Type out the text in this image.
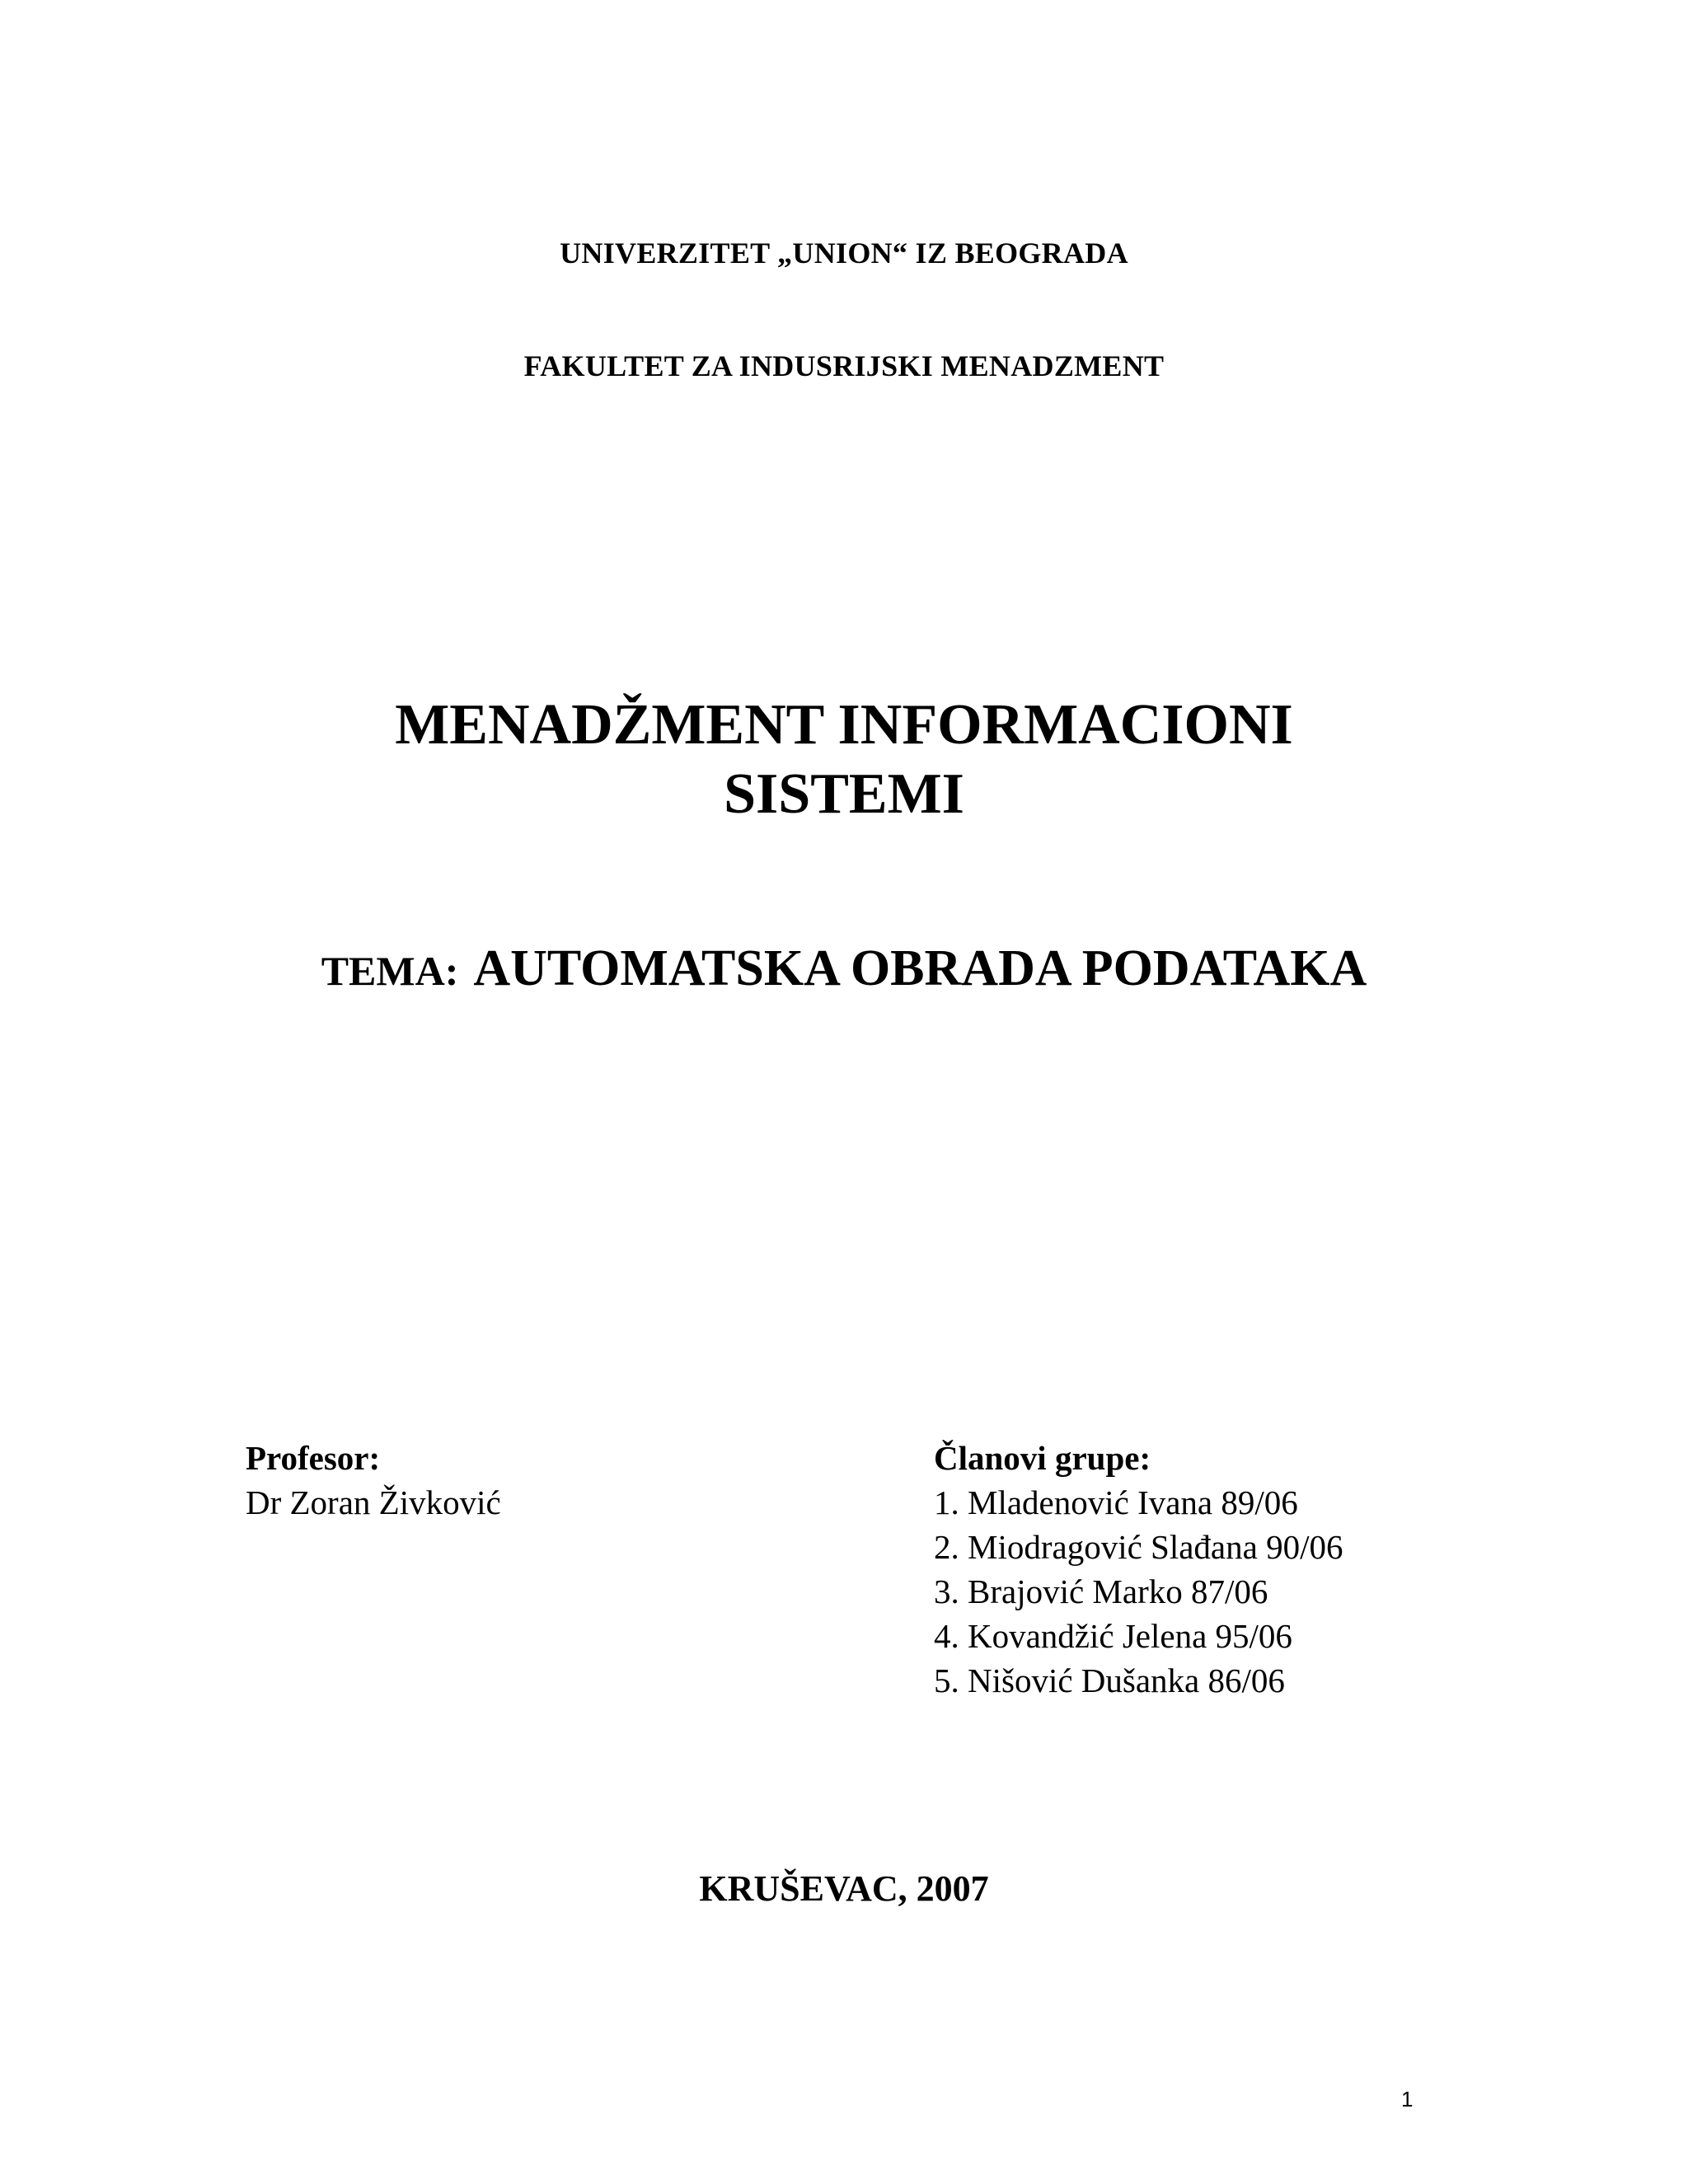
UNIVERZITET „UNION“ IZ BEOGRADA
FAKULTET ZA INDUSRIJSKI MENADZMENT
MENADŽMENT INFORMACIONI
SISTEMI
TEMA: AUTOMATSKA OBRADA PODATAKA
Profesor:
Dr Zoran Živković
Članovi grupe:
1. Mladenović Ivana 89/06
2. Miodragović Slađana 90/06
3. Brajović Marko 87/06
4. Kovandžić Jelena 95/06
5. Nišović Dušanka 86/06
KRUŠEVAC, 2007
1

○ ○ ○

■ Problem statement:
All of the data needs repeating exactly, but the pictures do not.

■ Answer to this problem:
Type out the text in this image.
UNIVERZITET „UNION“ IZ BEOGRADA
FAKULTET ZA INDUSRIJSKI MENADZMENT
MENADŽMENT INFORMACIONI
SISTEMI
TEMA: AUTOMATSKA OBRADA PODATAKA
Profesor:
Dr Zoran Živković
Članovi grupe:
1. Mladenović Ivana 89/06
2. Miodragović Slađana 90/06
3. Brajović Marko 87/06
4. Kovandžić Jelena 95/06
5. Nišović Dušanka 86/06
KRUŠEVAC, 2007
1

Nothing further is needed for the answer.